- [THE PROBLEM] Where a line of the material contains the string "KDKB", copy that line.

- [ENTRIES PROVIDED]
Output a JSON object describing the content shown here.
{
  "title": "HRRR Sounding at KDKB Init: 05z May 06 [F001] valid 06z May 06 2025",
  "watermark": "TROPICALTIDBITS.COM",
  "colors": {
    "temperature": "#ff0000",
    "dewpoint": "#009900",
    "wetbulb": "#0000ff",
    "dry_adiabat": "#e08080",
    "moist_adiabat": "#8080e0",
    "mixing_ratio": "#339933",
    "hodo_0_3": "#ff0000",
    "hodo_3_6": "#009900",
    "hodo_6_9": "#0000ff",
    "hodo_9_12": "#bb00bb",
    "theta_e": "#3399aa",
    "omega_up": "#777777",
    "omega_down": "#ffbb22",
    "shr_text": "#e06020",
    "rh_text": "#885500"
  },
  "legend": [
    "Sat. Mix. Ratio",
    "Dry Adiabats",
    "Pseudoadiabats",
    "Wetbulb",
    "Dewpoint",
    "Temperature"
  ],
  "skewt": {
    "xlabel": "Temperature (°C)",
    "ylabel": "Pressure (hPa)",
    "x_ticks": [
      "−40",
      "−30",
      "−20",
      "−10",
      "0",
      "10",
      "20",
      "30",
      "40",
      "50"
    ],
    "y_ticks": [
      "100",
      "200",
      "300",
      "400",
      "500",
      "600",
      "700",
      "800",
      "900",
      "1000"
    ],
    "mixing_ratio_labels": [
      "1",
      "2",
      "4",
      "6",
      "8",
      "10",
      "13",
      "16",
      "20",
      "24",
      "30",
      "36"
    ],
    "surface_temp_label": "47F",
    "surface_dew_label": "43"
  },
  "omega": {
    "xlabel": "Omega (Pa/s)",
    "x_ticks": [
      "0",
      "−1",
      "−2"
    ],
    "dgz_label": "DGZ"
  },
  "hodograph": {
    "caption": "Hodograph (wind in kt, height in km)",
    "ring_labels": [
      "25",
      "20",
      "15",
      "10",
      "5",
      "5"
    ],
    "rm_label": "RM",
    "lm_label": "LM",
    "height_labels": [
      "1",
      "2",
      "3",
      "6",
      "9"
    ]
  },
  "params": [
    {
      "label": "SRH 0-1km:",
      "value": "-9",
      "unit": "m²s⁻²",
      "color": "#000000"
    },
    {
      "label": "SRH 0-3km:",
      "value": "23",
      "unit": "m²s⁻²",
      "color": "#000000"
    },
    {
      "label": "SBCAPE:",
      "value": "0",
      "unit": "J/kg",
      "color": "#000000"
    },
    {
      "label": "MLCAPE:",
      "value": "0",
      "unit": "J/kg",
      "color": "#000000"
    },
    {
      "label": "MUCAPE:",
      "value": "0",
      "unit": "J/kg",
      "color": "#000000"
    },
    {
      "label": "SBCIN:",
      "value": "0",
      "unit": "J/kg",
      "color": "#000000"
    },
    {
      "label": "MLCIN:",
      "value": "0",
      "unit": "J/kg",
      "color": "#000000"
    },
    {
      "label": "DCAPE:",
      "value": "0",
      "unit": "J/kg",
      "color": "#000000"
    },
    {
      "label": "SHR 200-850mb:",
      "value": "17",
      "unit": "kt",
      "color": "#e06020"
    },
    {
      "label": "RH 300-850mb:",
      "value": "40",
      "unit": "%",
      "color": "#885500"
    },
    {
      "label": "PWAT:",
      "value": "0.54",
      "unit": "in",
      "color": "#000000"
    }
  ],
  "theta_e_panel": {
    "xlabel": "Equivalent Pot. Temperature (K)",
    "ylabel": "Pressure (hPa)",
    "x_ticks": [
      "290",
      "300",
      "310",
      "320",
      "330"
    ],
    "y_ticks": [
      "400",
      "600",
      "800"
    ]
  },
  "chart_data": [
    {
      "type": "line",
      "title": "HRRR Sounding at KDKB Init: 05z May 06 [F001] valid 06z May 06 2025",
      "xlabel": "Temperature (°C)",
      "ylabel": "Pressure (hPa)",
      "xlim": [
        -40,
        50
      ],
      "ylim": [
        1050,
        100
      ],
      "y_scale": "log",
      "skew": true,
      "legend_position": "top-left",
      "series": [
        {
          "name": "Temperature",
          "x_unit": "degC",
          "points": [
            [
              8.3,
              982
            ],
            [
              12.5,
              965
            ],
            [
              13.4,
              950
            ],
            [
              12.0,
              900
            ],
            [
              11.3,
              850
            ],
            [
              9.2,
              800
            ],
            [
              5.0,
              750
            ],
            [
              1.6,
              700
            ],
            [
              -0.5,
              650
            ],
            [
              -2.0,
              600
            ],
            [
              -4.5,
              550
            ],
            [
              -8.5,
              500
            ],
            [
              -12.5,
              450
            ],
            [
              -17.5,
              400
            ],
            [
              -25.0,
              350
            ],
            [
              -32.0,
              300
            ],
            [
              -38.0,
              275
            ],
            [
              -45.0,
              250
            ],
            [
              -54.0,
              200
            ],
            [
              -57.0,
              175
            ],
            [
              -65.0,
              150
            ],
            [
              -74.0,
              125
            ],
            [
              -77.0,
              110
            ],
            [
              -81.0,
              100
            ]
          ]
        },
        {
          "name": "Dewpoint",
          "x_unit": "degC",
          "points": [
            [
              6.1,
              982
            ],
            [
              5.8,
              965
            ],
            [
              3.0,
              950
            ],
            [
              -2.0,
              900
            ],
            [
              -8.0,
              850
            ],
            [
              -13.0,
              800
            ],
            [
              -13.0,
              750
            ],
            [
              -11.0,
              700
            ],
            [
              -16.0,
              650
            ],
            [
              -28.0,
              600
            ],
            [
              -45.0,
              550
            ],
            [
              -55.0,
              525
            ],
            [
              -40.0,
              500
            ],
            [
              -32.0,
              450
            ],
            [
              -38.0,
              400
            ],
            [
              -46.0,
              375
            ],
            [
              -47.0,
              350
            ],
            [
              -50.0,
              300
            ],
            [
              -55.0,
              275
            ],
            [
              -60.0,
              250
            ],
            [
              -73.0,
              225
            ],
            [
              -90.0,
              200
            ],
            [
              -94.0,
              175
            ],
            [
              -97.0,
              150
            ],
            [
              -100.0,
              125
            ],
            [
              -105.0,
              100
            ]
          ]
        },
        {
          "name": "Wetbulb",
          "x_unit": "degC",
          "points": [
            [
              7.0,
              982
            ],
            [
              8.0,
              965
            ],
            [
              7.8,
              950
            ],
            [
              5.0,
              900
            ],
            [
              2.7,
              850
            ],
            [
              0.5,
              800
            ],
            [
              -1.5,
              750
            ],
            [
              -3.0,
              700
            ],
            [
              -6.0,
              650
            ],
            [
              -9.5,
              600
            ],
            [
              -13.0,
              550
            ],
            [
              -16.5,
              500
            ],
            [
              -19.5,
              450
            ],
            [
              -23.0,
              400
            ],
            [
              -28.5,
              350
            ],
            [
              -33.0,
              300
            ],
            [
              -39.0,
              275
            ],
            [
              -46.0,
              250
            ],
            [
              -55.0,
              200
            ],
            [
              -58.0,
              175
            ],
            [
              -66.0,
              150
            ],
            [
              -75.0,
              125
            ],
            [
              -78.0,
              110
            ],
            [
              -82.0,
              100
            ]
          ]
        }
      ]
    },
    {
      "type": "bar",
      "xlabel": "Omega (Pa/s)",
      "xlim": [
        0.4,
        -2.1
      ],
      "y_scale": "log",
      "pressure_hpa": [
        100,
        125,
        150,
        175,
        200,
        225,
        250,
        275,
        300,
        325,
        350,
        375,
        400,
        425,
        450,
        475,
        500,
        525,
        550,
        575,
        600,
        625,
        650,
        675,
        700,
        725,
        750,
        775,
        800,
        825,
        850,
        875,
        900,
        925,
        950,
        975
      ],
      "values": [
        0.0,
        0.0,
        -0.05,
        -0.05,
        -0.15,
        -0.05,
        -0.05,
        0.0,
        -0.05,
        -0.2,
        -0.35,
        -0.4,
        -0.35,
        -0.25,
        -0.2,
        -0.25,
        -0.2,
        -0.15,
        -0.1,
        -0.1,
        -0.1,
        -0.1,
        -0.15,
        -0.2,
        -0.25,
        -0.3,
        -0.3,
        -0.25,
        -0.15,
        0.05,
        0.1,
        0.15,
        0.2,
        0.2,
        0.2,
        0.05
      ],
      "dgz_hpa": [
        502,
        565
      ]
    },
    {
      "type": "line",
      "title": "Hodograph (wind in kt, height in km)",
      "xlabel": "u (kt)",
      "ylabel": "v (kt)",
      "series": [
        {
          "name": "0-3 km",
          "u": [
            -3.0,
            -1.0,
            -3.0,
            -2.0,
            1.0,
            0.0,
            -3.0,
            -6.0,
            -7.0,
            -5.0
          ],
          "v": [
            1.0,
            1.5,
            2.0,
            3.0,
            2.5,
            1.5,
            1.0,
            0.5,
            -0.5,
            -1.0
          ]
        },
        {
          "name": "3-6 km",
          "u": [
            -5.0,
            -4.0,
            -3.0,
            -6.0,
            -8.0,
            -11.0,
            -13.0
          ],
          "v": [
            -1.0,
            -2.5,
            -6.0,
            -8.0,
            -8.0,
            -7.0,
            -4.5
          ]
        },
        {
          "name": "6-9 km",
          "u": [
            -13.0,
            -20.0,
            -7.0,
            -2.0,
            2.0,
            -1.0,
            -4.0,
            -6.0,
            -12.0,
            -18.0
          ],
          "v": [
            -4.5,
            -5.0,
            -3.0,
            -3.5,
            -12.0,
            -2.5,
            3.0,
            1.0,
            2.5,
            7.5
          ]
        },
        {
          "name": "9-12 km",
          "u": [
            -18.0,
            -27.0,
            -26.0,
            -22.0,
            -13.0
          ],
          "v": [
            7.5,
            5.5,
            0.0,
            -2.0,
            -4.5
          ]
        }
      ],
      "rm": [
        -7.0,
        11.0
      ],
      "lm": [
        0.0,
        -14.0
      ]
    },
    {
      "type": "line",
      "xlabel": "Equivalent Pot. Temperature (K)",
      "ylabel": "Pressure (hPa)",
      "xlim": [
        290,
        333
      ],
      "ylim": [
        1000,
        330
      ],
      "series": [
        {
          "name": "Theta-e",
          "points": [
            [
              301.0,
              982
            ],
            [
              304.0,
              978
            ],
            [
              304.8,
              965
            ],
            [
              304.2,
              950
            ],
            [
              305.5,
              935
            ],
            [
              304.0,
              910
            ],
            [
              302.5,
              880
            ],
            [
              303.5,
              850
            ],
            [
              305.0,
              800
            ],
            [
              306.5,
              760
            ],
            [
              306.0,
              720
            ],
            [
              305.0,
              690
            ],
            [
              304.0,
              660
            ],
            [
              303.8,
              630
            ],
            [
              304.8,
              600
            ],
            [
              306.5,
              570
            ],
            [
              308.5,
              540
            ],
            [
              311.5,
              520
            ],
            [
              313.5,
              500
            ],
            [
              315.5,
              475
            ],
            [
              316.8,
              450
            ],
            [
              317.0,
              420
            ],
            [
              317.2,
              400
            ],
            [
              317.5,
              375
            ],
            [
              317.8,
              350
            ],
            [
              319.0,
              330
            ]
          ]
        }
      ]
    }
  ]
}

- [RESULT FOR THIS TASK]
  "title": "HRRR Sounding at KDKB Init: 05z May 06 [F001] valid 06z May 06 2025",
      "title": "HRRR Sounding at KDKB Init: 05z May 06 [F001] valid 06z May 06 2025",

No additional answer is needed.